STATED GOAL
Restate the data below word for word. Skip any images it contains.

DATASET
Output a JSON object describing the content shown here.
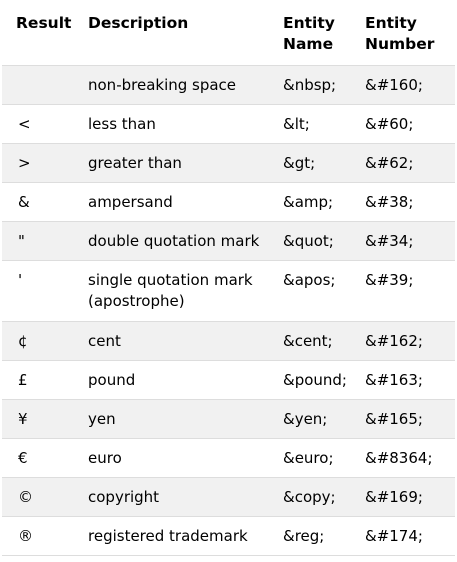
{
  "table": {
    "headers": [
      "Result",
      "Description",
      "Entity\nName",
      "Entity\nNumber"
    ],
    "header_lines": {
      "result": "Result",
      "description": "Description",
      "entity_name_1": "Entity",
      "entity_name_2": "Name",
      "entity_number_1": "Entity",
      "entity_number_2": "Number"
    },
    "rows": [
      {
        "result": "",
        "description": "non-breaking space",
        "entity_name": "&nbsp;",
        "entity_number": "&#160;"
      },
      {
        "result": "<",
        "description": "less than",
        "entity_name": "&lt;",
        "entity_number": "&#60;"
      },
      {
        "result": ">",
        "description": "greater than",
        "entity_name": "&gt;",
        "entity_number": "&#62;"
      },
      {
        "result": "&",
        "description": "ampersand",
        "entity_name": "&amp;",
        "entity_number": "&#38;"
      },
      {
        "result": "\"",
        "description": "double quotation mark",
        "entity_name": "&quot;",
        "entity_number": "&#34;"
      },
      {
        "result": "'",
        "description": "single quotation mark (apostrophe)",
        "entity_name": "&apos;",
        "entity_number": "&#39;"
      },
      {
        "result": "¢",
        "description": "cent",
        "entity_name": "&cent;",
        "entity_number": "&#162;"
      },
      {
        "result": "£",
        "description": "pound",
        "entity_name": "&pound;",
        "entity_number": "&#163;"
      },
      {
        "result": "¥",
        "description": "yen",
        "entity_name": "&yen;",
        "entity_number": "&#165;"
      },
      {
        "result": "€",
        "description": "euro",
        "entity_name": "&euro;",
        "entity_number": "&#8364;"
      },
      {
        "result": "©",
        "description": "copyright",
        "entity_name": "&copy;",
        "entity_number": "&#169;"
      },
      {
        "result": "®",
        "description": "registered trademark",
        "entity_name": "&reg;",
        "entity_number": "&#174;"
      }
    ]
  },
  "colors": {
    "stripe": "#f1f1f1",
    "border": "#dddddd",
    "text": "#000000"
  }
}
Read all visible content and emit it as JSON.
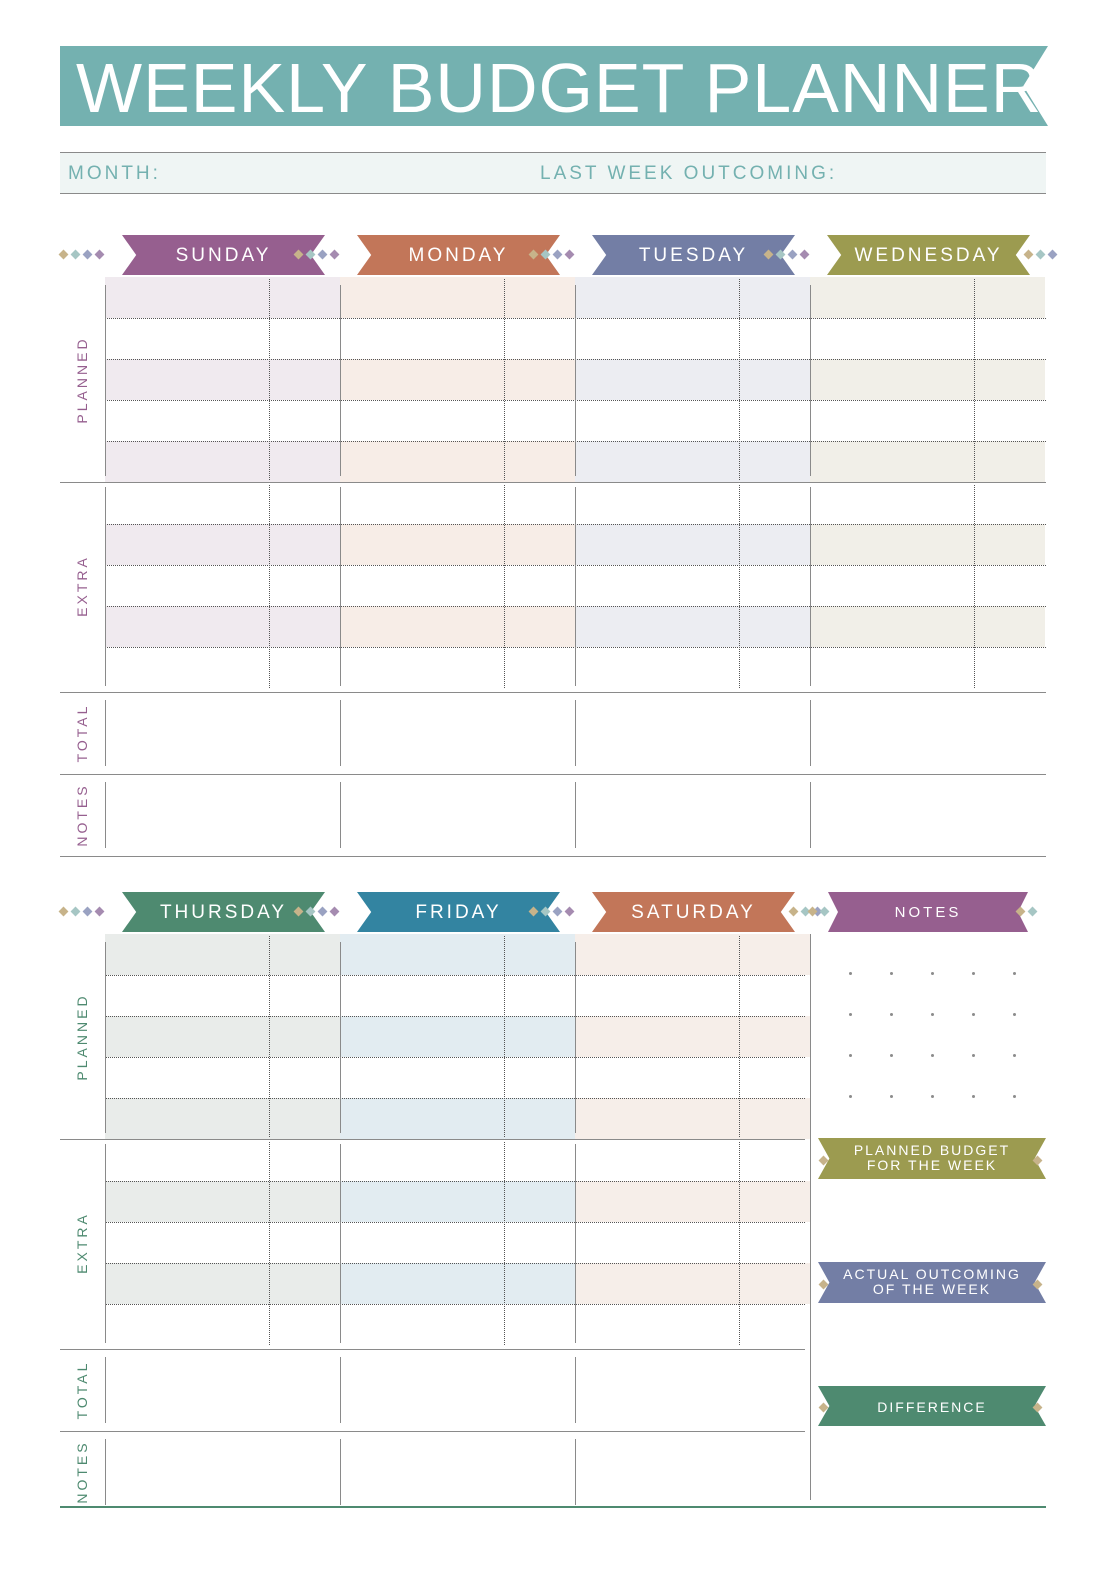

WORKED ANSWER
Output a JSON object describing the content shown here.
{
  "table": {
    "headers": [
      "Result",
      "Description",
      "Entity\nName",
      "Entity\nNumber"
    ],
    "header_lines": {
      "result": "Result",
      "description": "Description",
      "entity_name_1": "Entity",
      "entity_name_2": "Name",
      "entity_number_1": "Entity",
      "entity_number_2": "Number"
    },
    "rows": [
      {
        "result": "",
        "description": "non-breaking space",
        "entity_name": "&nbsp;",
        "entity_number": "&#160;"
      },
      {
        "result": "<",
        "description": "less than",
        "entity_name": "&lt;",
        "entity_number": "&#60;"
      },
      {
        "result": ">",
        "description": "greater than",
        "entity_name": "&gt;",
        "entity_number": "&#62;"
      },
      {
        "result": "&",
        "description": "ampersand",
        "entity_name": "&amp;",
        "entity_number": "&#38;"
      },
      {
        "result": "\"",
        "description": "double quotation mark",
        "entity_name": "&quot;",
        "entity_number": "&#34;"
      },
      {
        "result": "'",
        "description": "single quotation mark (apostrophe)",
        "entity_name": "&apos;",
        "entity_number": "&#39;"
      },
      {
        "result": "¢",
        "description": "cent",
        "entity_name": "&cent;",
        "entity_number": "&#162;"
      },
      {
        "result": "£",
        "description": "pound",
        "entity_name": "&pound;",
        "entity_number": "&#163;"
      },
      {
        "result": "¥",
        "description": "yen",
        "entity_name": "&yen;",
        "entity_number": "&#165;"
      },
      {
        "result": "€",
        "description": "euro",
        "entity_name": "&euro;",
        "entity_number": "&#8364;"
      },
      {
        "result": "©",
        "description": "copyright",
        "entity_name": "&copy;",
        "entity_number": "&#169;"
      },
      {
        "result": "®",
        "description": "registered trademark",
        "entity_name": "&reg;",
        "entity_number": "&#174;"
      }
    ]
  },
  "colors": {
    "stripe": "#f1f1f1",
    "border": "#dddddd",
    "text": "#000000"
  }
}
Read all visible content and emit it as JSON.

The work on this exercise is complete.